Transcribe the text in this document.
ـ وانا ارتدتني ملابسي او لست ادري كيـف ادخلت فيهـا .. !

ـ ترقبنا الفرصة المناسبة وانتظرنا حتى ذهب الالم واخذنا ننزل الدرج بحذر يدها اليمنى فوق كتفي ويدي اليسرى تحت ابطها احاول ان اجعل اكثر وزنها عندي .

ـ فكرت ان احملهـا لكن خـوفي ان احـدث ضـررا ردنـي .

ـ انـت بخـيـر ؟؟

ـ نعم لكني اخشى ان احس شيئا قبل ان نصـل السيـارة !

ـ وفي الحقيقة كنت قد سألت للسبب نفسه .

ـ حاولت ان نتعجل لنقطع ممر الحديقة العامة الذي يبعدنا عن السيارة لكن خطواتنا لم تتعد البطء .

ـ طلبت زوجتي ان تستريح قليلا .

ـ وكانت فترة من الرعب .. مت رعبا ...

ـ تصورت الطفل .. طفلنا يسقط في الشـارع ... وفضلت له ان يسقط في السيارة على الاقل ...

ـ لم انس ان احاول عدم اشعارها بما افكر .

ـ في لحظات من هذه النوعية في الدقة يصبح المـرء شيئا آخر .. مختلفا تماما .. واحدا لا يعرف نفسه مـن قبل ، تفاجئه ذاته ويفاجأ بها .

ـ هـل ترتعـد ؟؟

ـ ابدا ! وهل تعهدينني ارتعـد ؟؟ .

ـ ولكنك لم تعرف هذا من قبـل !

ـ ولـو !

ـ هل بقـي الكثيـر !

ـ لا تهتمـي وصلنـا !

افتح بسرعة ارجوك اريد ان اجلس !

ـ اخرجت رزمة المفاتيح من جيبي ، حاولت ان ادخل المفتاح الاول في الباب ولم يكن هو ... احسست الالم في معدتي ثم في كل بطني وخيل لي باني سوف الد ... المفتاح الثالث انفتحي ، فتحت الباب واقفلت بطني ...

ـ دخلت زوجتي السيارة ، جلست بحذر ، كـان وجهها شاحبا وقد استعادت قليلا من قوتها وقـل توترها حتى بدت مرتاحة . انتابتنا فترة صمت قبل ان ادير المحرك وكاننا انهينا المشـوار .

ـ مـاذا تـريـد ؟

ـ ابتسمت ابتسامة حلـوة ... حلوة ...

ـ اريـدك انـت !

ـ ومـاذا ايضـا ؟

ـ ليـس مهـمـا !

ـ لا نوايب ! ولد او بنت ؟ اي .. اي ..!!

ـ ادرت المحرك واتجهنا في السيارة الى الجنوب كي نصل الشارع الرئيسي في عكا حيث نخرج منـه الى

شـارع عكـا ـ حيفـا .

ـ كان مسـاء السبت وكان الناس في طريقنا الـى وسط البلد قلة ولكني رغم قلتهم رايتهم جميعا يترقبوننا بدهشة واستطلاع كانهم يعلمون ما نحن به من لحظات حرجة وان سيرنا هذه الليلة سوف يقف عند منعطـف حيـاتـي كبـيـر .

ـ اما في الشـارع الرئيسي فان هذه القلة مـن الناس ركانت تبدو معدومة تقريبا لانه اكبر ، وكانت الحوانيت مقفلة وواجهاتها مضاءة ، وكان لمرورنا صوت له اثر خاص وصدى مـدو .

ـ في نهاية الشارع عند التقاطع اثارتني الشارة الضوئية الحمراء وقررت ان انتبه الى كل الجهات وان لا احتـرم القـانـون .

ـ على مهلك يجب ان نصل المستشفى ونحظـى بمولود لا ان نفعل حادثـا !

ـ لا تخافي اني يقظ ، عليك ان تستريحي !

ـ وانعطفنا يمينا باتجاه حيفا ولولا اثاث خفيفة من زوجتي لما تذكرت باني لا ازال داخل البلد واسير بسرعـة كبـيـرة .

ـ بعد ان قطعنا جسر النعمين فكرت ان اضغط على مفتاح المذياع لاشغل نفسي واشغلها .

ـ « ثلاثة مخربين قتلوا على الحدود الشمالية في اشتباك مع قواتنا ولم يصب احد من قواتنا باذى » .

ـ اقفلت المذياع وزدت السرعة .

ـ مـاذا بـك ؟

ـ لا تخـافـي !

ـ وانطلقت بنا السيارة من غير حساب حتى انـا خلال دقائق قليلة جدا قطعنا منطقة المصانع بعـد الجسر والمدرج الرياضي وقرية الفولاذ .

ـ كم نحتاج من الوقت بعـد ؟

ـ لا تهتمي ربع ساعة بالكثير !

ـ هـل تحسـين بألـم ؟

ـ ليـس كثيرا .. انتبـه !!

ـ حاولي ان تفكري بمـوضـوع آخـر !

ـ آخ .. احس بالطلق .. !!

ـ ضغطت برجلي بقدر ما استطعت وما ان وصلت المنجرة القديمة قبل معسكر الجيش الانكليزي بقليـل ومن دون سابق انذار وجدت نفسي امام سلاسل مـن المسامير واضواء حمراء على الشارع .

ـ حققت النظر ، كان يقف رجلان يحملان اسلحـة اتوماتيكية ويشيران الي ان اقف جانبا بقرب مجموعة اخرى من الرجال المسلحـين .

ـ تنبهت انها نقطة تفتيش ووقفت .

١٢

----------------

Directions for this task:
Restate the listing in full, word for word.

Solved exercise:
Transcribe the text in this document.
ـ وانا ارتدتني ملابسي او لست ادري كيـف ادخلت فيهـا .. !

ـ ترقبنا الفرصة المناسبة وانتظرنا حتى ذهب الالم واخذنا ننزل الدرج بحذر يدها اليمنى فوق كتفي ويدي اليسرى تحت ابطها احاول ان اجعل اكثر وزنها عندي .

ـ فكرت ان احملهـا لكن خـوفي ان احـدث ضـررا ردنـي .

ـ انـت بخـيـر ؟؟

ـ نعم لكني اخشى ان احس شيئا قبل ان نصـل السيـارة !

ـ وفي الحقيقة كنت قد سألت للسبب نفسه .

ـ حاولت ان نتعجل لنقطع ممر الحديقة العامة الذي يبعدنا عن السيارة لكن خطواتنا لم تتعد البطء .

ـ طلبت زوجتي ان تستريح قليلا .

ـ وكانت فترة من الرعب .. مت رعبا ...

ـ تصورت الطفل .. طفلنا يسقط في الشـارع ... وفضلت له ان يسقط في السيارة على الاقل ...

ـ لم انس ان احاول عدم اشعارها بما افكر .

ـ في لحظات من هذه النوعية في الدقة يصبح المـرء شيئا آخر .. مختلفا تماما .. واحدا لا يعرف نفسه مـن قبل ، تفاجئه ذاته ويفاجأ بها .

ـ هـل ترتعـد ؟؟

ـ ابدا ! وهل تعهدينني ارتعـد ؟؟ .

ـ ولكنك لم تعرف هذا من قبـل !

ـ ولـو !

ـ هل بقـي الكثيـر !

ـ لا تهتمـي وصلنـا !

افتح بسرعة ارجوك اريد ان اجلس !

ـ اخرجت رزمة المفاتيح من جيبي ، حاولت ان ادخل المفتاح الاول في الباب ولم يكن هو ... احسست الالم في معدتي ثم في كل بطني وخيل لي باني سوف الد ... المفتاح الثالث انفتحي ، فتحت الباب واقفلت بطني ...

ـ دخلت زوجتي السيارة ، جلست بحذر ، كـان وجهها شاحبا وقد استعادت قليلا من قوتها وقـل توترها حتى بدت مرتاحة . انتابتنا فترة صمت قبل ان ادير المحرك وكاننا انهينا المشـوار .

ـ مـاذا تـريـد ؟

ـ ابتسمت ابتسامة حلـوة ... حلوة ...

ـ اريـدك انـت !

ـ ومـاذا ايضـا ؟

ـ ليـس مهـمـا !

ـ لا نوايب ! ولد او بنت ؟ اي .. اي ..!!

ـ ادرت المحرك واتجهنا في السيارة الى الجنوب كي نصل الشارع الرئيسي في عكا حيث نخرج منـه الى

شـارع عكـا ـ حيفـا .

ـ كان مسـاء السبت وكان الناس في طريقنا الـى وسط البلد قلة ولكني رغم قلتهم رايتهم جميعا يترقبوننا بدهشة واستطلاع كانهم يعلمون ما نحن به من لحظات حرجة وان سيرنا هذه الليلة سوف يقف عند منعطـف حيـاتـي كبـيـر .

ـ اما في الشـارع الرئيسي فان هذه القلة مـن الناس ركانت تبدو معدومة تقريبا لانه اكبر ، وكانت الحوانيت مقفلة وواجهاتها مضاءة ، وكان لمرورنا صوت له اثر خاص وصدى مـدو .

ـ في نهاية الشارع عند التقاطع اثارتني الشارة الضوئية الحمراء وقررت ان انتبه الى كل الجهات وان لا احتـرم القـانـون .

ـ على مهلك يجب ان نصل المستشفى ونحظـى بمولود لا ان نفعل حادثـا !

ـ لا تخافي اني يقظ ، عليك ان تستريحي !

ـ وانعطفنا يمينا باتجاه حيفا ولولا اثاث خفيفة من زوجتي لما تذكرت باني لا ازال داخل البلد واسير بسرعـة كبـيـرة .

ـ بعد ان قطعنا جسر النعمين فكرت ان اضغط على مفتاح المذياع لاشغل نفسي واشغلها .

ـ « ثلاثة مخربين قتلوا على الحدود الشمالية في اشتباك مع قواتنا ولم يصب احد من قواتنا باذى » .

ـ اقفلت المذياع وزدت السرعة .

ـ مـاذا بـك ؟

ـ لا تخـافـي !

ـ وانطلقت بنا السيارة من غير حساب حتى انـا خلال دقائق قليلة جدا قطعنا منطقة المصانع بعـد الجسر والمدرج الرياضي وقرية الفولاذ .

ـ كم نحتاج من الوقت بعـد ؟

ـ لا تهتمي ربع ساعة بالكثير !

ـ هـل تحسـين بألـم ؟

ـ ليـس كثيرا .. انتبـه !!

ـ حاولي ان تفكري بمـوضـوع آخـر !

ـ آخ .. احس بالطلق .. !!

ـ ضغطت برجلي بقدر ما استطعت وما ان وصلت المنجرة القديمة قبل معسكر الجيش الانكليزي بقليـل ومن دون سابق انذار وجدت نفسي امام سلاسل مـن المسامير واضواء حمراء على الشارع .

ـ حققت النظر ، كان يقف رجلان يحملان اسلحـة اتوماتيكية ويشيران الي ان اقف جانبا بقرب مجموعة اخرى من الرجال المسلحـين .

ـ تنبهت انها نقطة تفتيش ووقفت .

١٢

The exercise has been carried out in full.